--- begin ---

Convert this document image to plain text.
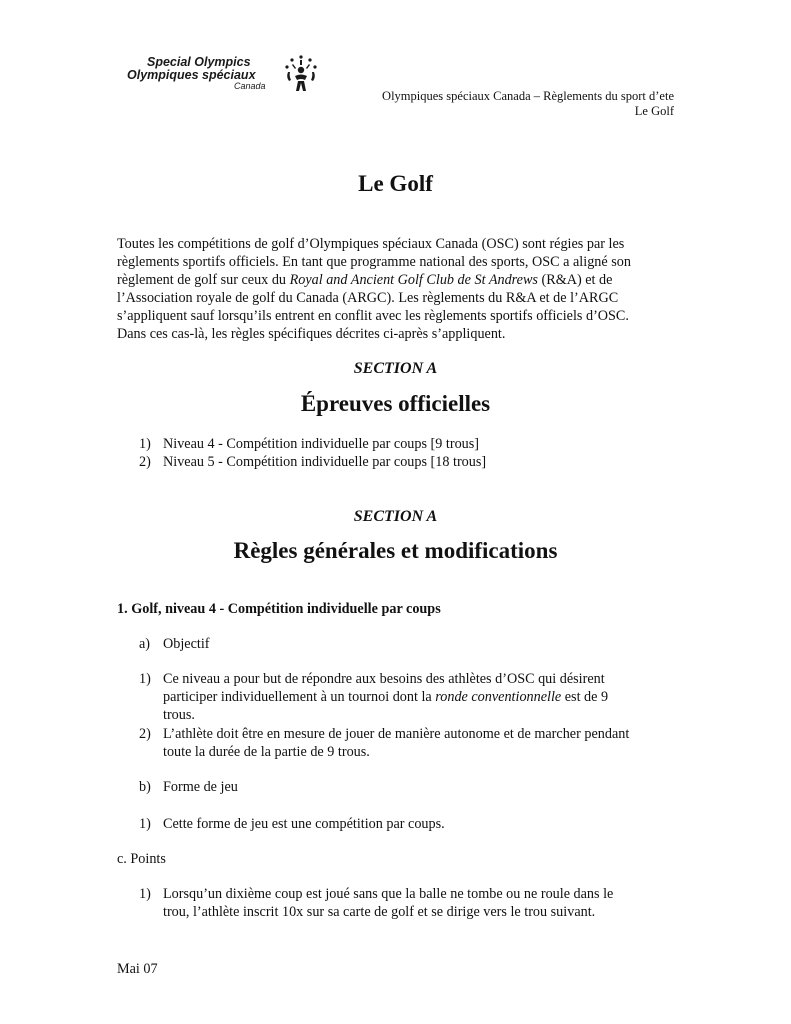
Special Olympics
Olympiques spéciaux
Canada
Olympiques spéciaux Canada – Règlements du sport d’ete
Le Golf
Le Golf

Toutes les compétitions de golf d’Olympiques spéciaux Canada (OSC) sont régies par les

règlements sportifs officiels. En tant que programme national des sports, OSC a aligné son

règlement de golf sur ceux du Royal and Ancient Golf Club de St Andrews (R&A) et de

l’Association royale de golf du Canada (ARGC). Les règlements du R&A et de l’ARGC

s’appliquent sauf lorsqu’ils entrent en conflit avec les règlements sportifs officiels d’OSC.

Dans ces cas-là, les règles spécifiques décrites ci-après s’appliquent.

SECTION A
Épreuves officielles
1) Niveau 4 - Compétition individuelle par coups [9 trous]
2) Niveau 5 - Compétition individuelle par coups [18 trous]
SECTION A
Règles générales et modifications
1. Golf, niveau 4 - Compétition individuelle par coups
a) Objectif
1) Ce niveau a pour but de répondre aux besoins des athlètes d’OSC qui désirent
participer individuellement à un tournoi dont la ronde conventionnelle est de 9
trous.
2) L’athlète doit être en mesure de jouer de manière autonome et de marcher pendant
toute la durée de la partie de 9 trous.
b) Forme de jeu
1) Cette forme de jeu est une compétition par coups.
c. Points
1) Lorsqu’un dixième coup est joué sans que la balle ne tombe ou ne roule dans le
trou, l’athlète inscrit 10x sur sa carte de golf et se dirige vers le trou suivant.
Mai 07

--- end ---
--- begin ---

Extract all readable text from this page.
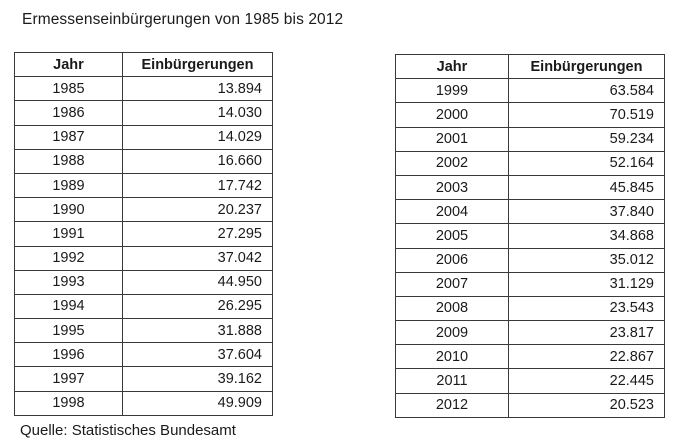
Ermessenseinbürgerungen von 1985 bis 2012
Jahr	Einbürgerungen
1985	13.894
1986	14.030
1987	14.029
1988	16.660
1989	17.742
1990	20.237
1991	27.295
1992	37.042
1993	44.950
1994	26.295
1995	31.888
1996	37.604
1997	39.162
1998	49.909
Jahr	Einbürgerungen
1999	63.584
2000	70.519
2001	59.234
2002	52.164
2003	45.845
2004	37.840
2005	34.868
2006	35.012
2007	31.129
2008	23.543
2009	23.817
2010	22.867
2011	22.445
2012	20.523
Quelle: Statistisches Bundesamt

--- end ---

### Written instruction
Give only the number of lines in the material above that hold the word "Olympiques".

### Result of this exercise
3